Data shown >>
● ● ●
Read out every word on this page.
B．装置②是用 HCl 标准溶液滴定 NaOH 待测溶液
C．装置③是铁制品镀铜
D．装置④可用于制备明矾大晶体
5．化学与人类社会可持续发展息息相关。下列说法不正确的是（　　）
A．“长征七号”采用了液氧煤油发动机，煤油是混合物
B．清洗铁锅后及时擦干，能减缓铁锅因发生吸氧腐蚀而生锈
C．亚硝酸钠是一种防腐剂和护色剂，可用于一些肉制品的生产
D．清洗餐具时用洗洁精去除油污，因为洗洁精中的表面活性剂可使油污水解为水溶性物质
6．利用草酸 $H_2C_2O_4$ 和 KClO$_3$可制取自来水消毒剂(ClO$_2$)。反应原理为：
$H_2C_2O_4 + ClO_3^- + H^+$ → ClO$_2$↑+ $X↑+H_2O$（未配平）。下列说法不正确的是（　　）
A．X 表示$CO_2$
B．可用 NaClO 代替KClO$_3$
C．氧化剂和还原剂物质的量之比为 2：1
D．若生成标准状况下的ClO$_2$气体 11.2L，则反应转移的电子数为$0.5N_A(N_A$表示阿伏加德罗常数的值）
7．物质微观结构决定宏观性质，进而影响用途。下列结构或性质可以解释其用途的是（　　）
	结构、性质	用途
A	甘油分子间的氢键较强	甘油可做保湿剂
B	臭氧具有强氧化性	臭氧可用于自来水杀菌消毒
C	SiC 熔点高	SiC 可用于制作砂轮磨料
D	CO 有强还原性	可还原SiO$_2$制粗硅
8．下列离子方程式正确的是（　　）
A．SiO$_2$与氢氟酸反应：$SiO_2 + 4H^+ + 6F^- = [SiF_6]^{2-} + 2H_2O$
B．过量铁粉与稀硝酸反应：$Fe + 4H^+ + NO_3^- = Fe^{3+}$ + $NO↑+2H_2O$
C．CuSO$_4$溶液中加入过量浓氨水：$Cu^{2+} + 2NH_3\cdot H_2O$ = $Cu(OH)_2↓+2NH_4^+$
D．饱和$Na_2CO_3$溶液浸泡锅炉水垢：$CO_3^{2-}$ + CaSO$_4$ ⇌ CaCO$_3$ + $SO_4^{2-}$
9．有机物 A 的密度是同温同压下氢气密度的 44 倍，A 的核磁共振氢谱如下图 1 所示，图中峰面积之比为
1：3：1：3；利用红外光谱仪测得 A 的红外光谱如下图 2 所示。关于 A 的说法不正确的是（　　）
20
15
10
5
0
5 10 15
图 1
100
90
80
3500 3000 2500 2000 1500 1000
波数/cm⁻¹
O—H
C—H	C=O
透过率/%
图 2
● ● ●
Stated exercise >>
Nothing should be left out: repeat all of the data exactly.

Task response >>
Read out every word on this page.
B．装置②是用 HCl 标准溶液滴定 NaOH 待测溶液
C．装置③是铁制品镀铜
D．装置④可用于制备明矾大晶体
5．化学与人类社会可持续发展息息相关。下列说法不正确的是（　　）
A．“长征七号”采用了液氧煤油发动机，煤油是混合物
B．清洗铁锅后及时擦干，能减缓铁锅因发生吸氧腐蚀而生锈
C．亚硝酸钠是一种防腐剂和护色剂，可用于一些肉制品的生产
D．清洗餐具时用洗洁精去除油污，因为洗洁精中的表面活性剂可使油污水解为水溶性物质
6．利用草酸 $H_2C_2O_4$ 和 KClO$_3$可制取自来水消毒剂(ClO$_2$)。反应原理为：
$H_2C_2O_4 + ClO_3^- + H^+$ → ClO$_2$↑+ $X↑+H_2O$（未配平）。下列说法不正确的是（　　）
A．X 表示$CO_2$
B．可用 NaClO 代替KClO$_3$
C．氧化剂和还原剂物质的量之比为 2：1
D．若生成标准状况下的ClO$_2$气体 11.2L，则反应转移的电子数为$0.5N_A(N_A$表示阿伏加德罗常数的值）
7．物质微观结构决定宏观性质，进而影响用途。下列结构或性质可以解释其用途的是（　　）
	结构、性质	用途
A	甘油分子间的氢键较强	甘油可做保湿剂
B	臭氧具有强氧化性	臭氧可用于自来水杀菌消毒
C	SiC 熔点高	SiC 可用于制作砂轮磨料
D	CO 有强还原性	可还原SiO$_2$制粗硅
8．下列离子方程式正确的是（　　）
A．SiO$_2$与氢氟酸反应：$SiO_2 + 4H^+ + 6F^- = [SiF_6]^{2-} + 2H_2O$
B．过量铁粉与稀硝酸反应：$Fe + 4H^+ + NO_3^- = Fe^{3+}$ + $NO↑+2H_2O$
C．CuSO$_4$溶液中加入过量浓氨水：$Cu^{2+} + 2NH_3\cdot H_2O$ = $Cu(OH)_2↓+2NH_4^+$
D．饱和$Na_2CO_3$溶液浸泡锅炉水垢：$CO_3^{2-}$ + CaSO$_4$ ⇌ CaCO$_3$ + $SO_4^{2-}$
9．有机物 A 的密度是同温同压下氢气密度的 44 倍，A 的核磁共振氢谱如下图 1 所示，图中峰面积之比为
1：3：1：3；利用红外光谱仪测得 A 的红外光谱如下图 2 所示。关于 A 的说法不正确的是（　　）
20
15
10
5
0
5 10 15
图 1
100
90
80
3500 3000 2500 2000 1500 1000
波数/cm⁻¹
O—H
C—H	C=O
透过率/%
图 2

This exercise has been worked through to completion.